## Task brief
Identify, in the records below, every line where the string "包有无松动" appears, and copy each such line.

## Material provided
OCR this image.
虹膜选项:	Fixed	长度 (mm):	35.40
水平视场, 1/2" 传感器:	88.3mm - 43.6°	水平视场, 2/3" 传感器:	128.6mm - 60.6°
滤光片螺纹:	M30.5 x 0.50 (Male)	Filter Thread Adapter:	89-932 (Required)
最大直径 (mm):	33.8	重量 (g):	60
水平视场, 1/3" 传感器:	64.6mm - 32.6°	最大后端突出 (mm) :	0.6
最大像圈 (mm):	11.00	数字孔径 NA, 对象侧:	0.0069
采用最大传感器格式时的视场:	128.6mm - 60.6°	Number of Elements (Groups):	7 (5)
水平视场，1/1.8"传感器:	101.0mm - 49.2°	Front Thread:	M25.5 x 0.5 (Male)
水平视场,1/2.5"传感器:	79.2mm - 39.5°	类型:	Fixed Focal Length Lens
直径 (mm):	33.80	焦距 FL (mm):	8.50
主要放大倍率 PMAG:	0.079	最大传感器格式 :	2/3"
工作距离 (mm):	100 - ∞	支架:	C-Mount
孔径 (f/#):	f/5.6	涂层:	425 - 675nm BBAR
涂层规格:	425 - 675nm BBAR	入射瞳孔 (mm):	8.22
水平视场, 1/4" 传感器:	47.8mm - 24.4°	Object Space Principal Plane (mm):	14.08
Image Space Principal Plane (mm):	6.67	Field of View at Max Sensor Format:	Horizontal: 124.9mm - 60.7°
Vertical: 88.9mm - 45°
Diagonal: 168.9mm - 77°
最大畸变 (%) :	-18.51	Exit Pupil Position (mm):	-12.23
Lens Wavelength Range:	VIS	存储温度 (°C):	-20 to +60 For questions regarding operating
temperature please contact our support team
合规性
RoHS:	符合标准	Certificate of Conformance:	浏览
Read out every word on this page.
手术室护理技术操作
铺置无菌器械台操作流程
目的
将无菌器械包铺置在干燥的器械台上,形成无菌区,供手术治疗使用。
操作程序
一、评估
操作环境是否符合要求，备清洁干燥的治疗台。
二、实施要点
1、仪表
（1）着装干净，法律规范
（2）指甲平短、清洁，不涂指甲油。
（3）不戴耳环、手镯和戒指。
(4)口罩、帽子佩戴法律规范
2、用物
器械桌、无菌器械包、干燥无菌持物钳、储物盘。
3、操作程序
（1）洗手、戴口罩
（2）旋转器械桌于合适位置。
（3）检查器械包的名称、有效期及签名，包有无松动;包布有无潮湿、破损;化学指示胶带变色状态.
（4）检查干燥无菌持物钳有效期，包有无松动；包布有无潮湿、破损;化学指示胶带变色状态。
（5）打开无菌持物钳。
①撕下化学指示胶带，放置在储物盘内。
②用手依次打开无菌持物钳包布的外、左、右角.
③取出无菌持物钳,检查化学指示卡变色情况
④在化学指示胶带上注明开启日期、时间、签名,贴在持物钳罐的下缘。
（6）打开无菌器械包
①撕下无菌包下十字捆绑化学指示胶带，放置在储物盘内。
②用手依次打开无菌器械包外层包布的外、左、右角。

## Written answer
（3）检查器械包的名称、有效期及签名，包有无松动;包布有无潮湿、破损;化学指示胶带变色状态.
（4）检查干燥无菌持物钳有效期，包有无松动；包布有无潮湿、破损;化学指示胶带变色状态。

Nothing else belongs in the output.